Aim of the exercise
Write out each line in which the string "http" is present.

Stored data
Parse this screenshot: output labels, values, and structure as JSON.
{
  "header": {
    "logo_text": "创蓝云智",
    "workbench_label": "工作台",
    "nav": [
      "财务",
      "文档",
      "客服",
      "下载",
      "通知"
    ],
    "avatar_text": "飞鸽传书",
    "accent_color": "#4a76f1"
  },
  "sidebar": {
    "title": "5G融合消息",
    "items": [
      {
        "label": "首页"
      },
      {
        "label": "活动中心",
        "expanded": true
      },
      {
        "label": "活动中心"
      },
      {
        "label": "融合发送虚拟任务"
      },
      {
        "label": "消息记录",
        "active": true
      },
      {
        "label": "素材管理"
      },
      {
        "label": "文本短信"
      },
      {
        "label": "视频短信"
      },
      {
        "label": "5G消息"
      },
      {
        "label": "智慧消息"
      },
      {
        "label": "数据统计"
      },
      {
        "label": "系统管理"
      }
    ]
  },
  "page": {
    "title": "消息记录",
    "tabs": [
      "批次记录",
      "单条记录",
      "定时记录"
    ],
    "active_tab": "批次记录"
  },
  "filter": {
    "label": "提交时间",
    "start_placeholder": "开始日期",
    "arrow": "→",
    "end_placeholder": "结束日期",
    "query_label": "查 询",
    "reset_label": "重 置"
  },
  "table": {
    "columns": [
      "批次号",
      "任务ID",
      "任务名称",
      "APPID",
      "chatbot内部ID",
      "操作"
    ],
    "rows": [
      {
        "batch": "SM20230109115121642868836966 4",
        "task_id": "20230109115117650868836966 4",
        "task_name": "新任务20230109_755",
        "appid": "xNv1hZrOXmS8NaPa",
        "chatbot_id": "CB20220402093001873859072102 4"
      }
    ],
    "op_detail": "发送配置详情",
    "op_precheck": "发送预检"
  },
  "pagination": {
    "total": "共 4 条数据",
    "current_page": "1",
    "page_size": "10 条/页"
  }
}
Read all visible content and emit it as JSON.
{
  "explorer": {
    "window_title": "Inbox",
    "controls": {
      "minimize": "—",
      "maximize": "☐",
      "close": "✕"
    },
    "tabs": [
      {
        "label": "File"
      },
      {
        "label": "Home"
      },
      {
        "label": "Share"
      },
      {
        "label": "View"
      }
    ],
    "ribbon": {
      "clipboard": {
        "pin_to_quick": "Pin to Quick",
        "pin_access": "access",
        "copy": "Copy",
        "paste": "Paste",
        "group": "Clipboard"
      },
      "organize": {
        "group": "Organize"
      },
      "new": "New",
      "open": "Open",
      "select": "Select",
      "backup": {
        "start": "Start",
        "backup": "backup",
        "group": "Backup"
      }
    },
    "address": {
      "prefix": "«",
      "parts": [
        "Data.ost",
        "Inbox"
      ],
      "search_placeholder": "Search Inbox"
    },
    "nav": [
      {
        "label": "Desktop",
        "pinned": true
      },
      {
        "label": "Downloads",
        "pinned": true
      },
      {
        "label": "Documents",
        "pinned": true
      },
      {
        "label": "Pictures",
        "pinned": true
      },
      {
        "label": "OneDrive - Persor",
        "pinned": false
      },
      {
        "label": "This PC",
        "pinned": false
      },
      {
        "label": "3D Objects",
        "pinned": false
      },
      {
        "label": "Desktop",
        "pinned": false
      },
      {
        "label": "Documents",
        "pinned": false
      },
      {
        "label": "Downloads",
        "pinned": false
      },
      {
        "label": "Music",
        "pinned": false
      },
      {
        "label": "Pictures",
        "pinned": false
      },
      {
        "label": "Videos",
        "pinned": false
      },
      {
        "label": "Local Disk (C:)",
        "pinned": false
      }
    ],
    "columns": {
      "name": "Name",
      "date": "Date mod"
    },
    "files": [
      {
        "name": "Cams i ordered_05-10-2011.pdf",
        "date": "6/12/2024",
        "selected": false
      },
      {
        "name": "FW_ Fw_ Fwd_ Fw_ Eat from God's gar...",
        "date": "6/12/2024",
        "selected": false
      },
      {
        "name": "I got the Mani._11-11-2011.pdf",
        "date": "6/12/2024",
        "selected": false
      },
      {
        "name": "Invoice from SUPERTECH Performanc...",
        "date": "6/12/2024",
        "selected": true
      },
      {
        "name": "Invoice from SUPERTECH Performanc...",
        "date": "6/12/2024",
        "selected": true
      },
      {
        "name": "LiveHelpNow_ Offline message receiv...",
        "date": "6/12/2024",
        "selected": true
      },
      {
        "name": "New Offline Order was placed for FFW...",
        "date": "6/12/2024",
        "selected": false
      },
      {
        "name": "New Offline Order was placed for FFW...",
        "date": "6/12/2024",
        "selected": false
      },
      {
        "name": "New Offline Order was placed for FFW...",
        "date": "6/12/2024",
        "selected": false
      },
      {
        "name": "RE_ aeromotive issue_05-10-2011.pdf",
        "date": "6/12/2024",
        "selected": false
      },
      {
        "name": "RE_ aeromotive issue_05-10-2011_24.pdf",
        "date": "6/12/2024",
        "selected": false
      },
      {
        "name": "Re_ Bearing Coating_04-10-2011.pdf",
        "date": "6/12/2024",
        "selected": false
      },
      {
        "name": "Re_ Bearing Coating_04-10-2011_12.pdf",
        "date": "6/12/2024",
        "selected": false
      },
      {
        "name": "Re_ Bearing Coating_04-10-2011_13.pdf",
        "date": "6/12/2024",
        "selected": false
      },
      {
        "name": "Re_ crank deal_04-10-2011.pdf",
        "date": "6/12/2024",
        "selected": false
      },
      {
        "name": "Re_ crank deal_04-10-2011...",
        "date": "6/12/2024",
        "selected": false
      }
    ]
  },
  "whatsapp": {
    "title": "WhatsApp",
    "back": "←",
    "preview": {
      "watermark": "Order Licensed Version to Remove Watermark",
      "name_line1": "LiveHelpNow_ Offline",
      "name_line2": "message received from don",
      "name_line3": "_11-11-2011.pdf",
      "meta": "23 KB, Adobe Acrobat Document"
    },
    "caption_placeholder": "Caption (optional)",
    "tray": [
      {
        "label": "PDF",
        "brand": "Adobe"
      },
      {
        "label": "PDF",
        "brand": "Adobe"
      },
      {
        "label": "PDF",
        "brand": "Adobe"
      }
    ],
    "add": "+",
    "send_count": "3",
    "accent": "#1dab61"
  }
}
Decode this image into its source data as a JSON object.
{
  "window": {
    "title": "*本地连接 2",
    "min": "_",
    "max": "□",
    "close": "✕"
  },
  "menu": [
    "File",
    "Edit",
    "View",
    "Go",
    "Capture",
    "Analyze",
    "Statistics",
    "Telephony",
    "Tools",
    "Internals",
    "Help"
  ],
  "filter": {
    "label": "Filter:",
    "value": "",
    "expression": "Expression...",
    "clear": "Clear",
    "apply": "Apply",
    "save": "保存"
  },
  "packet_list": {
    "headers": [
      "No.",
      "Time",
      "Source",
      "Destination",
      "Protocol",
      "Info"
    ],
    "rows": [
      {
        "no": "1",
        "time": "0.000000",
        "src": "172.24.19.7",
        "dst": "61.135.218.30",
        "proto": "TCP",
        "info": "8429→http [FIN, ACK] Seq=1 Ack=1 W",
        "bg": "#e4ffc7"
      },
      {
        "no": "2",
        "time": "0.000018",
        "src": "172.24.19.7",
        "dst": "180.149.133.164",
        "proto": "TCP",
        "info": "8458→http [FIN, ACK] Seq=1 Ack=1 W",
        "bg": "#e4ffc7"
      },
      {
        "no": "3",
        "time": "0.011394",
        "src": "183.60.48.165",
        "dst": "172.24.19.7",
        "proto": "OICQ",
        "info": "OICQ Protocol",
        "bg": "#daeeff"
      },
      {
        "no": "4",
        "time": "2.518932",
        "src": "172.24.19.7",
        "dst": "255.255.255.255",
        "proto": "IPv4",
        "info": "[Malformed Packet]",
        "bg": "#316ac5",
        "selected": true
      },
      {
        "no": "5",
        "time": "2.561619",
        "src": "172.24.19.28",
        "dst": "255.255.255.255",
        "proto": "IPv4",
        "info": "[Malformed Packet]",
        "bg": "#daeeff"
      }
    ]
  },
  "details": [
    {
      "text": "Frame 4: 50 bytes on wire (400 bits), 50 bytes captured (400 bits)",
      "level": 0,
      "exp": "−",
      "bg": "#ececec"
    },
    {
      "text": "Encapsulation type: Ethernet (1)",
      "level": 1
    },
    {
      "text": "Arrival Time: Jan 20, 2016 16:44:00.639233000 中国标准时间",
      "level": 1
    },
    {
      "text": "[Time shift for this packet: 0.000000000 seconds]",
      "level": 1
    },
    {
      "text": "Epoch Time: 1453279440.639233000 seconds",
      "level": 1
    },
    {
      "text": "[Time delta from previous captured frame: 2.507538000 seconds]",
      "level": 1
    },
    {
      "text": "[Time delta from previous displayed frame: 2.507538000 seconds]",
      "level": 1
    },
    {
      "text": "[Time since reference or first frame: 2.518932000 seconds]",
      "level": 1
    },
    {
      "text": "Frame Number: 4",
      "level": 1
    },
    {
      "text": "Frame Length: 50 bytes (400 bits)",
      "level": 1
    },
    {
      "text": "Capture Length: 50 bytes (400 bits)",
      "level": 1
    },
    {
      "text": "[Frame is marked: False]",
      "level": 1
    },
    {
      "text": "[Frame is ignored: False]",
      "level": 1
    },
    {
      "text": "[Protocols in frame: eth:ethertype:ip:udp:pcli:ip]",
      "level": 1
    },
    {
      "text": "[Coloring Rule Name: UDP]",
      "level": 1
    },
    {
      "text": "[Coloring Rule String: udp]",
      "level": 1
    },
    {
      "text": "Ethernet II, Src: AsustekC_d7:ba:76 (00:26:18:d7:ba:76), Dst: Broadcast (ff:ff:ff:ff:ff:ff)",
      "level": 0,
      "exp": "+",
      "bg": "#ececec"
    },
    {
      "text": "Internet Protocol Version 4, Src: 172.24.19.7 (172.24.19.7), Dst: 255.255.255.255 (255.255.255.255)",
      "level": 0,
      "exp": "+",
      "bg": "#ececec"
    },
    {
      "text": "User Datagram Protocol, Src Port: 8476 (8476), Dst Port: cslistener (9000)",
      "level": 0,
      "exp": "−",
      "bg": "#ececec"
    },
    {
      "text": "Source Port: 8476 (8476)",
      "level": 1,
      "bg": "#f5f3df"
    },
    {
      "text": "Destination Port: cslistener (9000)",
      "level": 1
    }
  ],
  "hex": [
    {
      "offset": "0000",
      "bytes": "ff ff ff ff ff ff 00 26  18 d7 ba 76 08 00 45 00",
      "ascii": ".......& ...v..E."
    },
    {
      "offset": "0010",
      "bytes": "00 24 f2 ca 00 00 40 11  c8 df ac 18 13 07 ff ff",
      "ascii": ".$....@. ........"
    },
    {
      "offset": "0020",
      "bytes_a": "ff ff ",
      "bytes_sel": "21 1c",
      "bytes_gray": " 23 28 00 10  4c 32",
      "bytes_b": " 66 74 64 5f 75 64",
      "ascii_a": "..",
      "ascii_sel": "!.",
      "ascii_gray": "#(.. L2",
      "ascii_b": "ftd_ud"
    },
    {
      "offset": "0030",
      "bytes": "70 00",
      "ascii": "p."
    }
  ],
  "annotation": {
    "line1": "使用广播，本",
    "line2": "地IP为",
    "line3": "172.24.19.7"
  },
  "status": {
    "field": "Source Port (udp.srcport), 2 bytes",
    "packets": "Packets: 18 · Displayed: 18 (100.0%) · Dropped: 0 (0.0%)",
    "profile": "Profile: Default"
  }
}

Task result
        "info": "8429→http [FIN, ACK] Seq=1 Ack=1 W",
        "info": "8458→http [FIN, ACK] Seq=1 Ack=1 W",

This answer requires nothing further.